== SUPPLIED DATA ==

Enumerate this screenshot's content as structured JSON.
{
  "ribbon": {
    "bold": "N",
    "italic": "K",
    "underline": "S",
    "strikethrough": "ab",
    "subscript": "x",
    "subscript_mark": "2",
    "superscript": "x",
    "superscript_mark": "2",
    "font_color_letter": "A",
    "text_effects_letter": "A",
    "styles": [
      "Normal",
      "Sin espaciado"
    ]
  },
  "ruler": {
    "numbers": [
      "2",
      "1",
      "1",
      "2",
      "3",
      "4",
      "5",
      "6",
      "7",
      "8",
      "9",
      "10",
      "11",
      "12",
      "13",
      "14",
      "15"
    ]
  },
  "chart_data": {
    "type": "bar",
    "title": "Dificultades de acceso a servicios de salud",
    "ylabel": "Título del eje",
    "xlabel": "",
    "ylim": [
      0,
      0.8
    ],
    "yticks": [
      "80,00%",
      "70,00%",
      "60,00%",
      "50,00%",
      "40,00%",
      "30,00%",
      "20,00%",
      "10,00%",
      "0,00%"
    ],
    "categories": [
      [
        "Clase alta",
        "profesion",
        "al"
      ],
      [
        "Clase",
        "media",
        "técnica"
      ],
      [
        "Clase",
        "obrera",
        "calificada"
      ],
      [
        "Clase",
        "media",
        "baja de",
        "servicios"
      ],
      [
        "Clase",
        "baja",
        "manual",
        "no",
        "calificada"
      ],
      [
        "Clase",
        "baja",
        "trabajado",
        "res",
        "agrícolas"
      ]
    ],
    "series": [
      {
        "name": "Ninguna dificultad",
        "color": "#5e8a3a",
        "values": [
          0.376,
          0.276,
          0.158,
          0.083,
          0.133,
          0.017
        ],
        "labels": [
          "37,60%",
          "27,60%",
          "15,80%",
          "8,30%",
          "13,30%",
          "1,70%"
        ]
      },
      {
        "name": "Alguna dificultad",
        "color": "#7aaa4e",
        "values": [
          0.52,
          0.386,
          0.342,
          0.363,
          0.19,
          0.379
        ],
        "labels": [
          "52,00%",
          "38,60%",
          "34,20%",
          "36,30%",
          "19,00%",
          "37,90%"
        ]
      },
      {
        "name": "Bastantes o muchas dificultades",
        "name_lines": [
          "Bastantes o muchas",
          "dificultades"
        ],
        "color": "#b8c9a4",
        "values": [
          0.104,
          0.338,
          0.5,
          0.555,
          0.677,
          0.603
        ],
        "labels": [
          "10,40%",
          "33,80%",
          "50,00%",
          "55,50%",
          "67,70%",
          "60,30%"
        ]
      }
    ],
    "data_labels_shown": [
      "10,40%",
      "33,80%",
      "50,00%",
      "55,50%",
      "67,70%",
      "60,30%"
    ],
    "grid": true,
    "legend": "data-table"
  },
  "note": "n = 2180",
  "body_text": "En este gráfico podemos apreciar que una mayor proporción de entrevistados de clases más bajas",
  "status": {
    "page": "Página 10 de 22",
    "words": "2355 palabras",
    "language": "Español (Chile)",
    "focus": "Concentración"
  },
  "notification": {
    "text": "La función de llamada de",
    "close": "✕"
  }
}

===

__TASK PROMPT__:
Copy all the entries verbatim.

__RESPONSE TO THIS TASK__:
Enumerate this screenshot's content as structured JSON.
{
  "ribbon": {
    "bold": "N",
    "italic": "K",
    "underline": "S",
    "strikethrough": "ab",
    "subscript": "x",
    "subscript_mark": "2",
    "superscript": "x",
    "superscript_mark": "2",
    "font_color_letter": "A",
    "text_effects_letter": "A",
    "styles": [
      "Normal",
      "Sin espaciado"
    ]
  },
  "ruler": {
    "numbers": [
      "2",
      "1",
      "1",
      "2",
      "3",
      "4",
      "5",
      "6",
      "7",
      "8",
      "9",
      "10",
      "11",
      "12",
      "13",
      "14",
      "15"
    ]
  },
  "chart_data": {
    "type": "bar",
    "title": "Dificultades de acceso a servicios de salud",
    "ylabel": "Título del eje",
    "xlabel": "",
    "ylim": [
      0,
      0.8
    ],
    "yticks": [
      "80,00%",
      "70,00%",
      "60,00%",
      "50,00%",
      "40,00%",
      "30,00%",
      "20,00%",
      "10,00%",
      "0,00%"
    ],
    "categories": [
      [
        "Clase alta",
        "profesion",
        "al"
      ],
      [
        "Clase",
        "media",
        "técnica"
      ],
      [
        "Clase",
        "obrera",
        "calificada"
      ],
      [
        "Clase",
        "media",
        "baja de",
        "servicios"
      ],
      [
        "Clase",
        "baja",
        "manual",
        "no",
        "calificada"
      ],
      [
        "Clase",
        "baja",
        "trabajado",
        "res",
        "agrícolas"
      ]
    ],
    "series": [
      {
        "name": "Ninguna dificultad",
        "color": "#5e8a3a",
        "values": [
          0.376,
          0.276,
          0.158,
          0.083,
          0.133,
          0.017
        ],
        "labels": [
          "37,60%",
          "27,60%",
          "15,80%",
          "8,30%",
          "13,30%",
          "1,70%"
        ]
      },
      {
        "name": "Alguna dificultad",
        "color": "#7aaa4e",
        "values": [
          0.52,
          0.386,
          0.342,
          0.363,
          0.19,
          0.379
        ],
        "labels": [
          "52,00%",
          "38,60%",
          "34,20%",
          "36,30%",
          "19,00%",
          "37,90%"
        ]
      },
      {
        "name": "Bastantes o muchas dificultades",
        "name_lines": [
          "Bastantes o muchas",
          "dificultades"
        ],
        "color": "#b8c9a4",
        "values": [
          0.104,
          0.338,
          0.5,
          0.555,
          0.677,
          0.603
        ],
        "labels": [
          "10,40%",
          "33,80%",
          "50,00%",
          "55,50%",
          "67,70%",
          "60,30%"
        ]
      }
    ],
    "data_labels_shown": [
      "10,40%",
      "33,80%",
      "50,00%",
      "55,50%",
      "67,70%",
      "60,30%"
    ],
    "grid": true,
    "legend": "data-table"
  },
  "note": "n = 2180",
  "body_text": "En este gráfico podemos apreciar que una mayor proporción de entrevistados de clases más bajas",
  "status": {
    "page": "Página 10 de 22",
    "words": "2355 palabras",
    "language": "Español (Chile)",
    "focus": "Concentración"
  },
  "notification": {
    "text": "La función de llamada de",
    "close": "✕"
  }
}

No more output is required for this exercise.